* **TASK STATEMENT**
Return each line that holds the word "value".
— start of INPUT DATA —
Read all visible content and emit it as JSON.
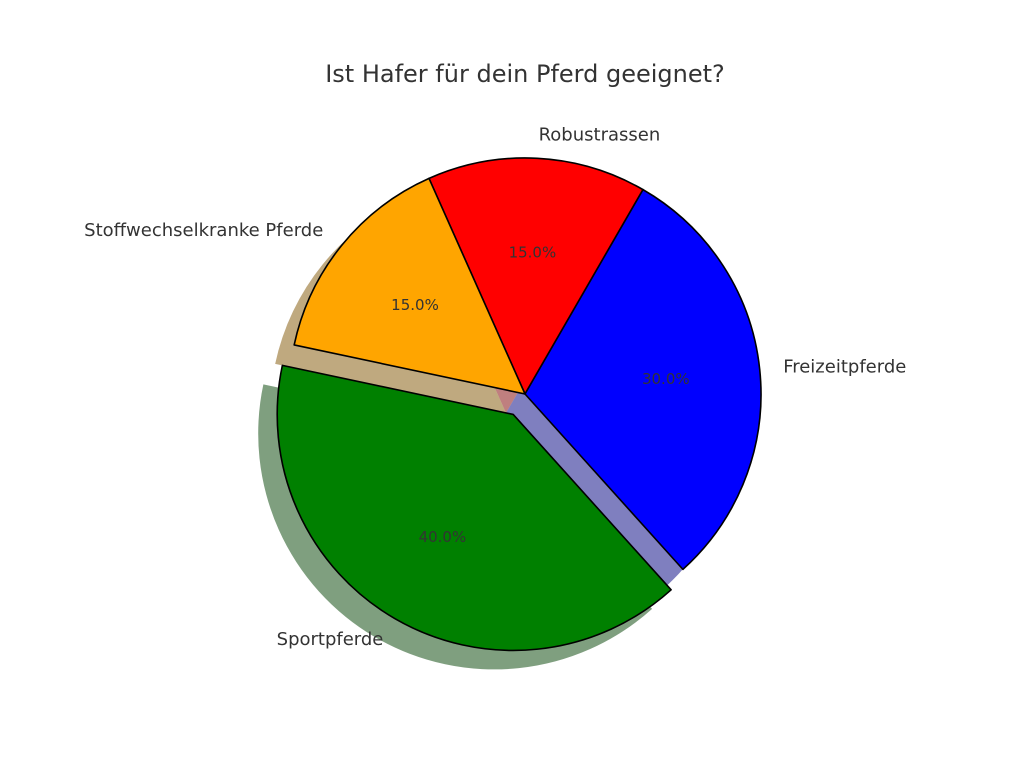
{
  "chart_data": {
    "type": "pie",
    "title": "Ist Hafer für dein Pferd geeignet?",
    "slices": [
      {
        "label": "Robustrassen",
        "value": 15.0,
        "pct_label": "15.0%",
        "color": "#ff0000",
        "exploded": false
      },
      {
        "label": "Stoffwechselkranke Pferde",
        "value": 15.0,
        "pct_label": "15.0%",
        "color": "#ffa500",
        "exploded": false
      },
      {
        "label": "Sportpferde",
        "value": 40.0,
        "pct_label": "40.0%",
        "color": "#008000",
        "exploded": true
      },
      {
        "label": "Freizeitpferde",
        "value": 30.0,
        "pct_label": "30.0%",
        "color": "#0000ff",
        "exploded": false
      }
    ],
    "legend": false
  }
}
— end of INPUT DATA —
* **ANSWER TO THE TASK**
        "value": 15.0,
        "value": 15.0,
        "value": 40.0,
        "value": 30.0,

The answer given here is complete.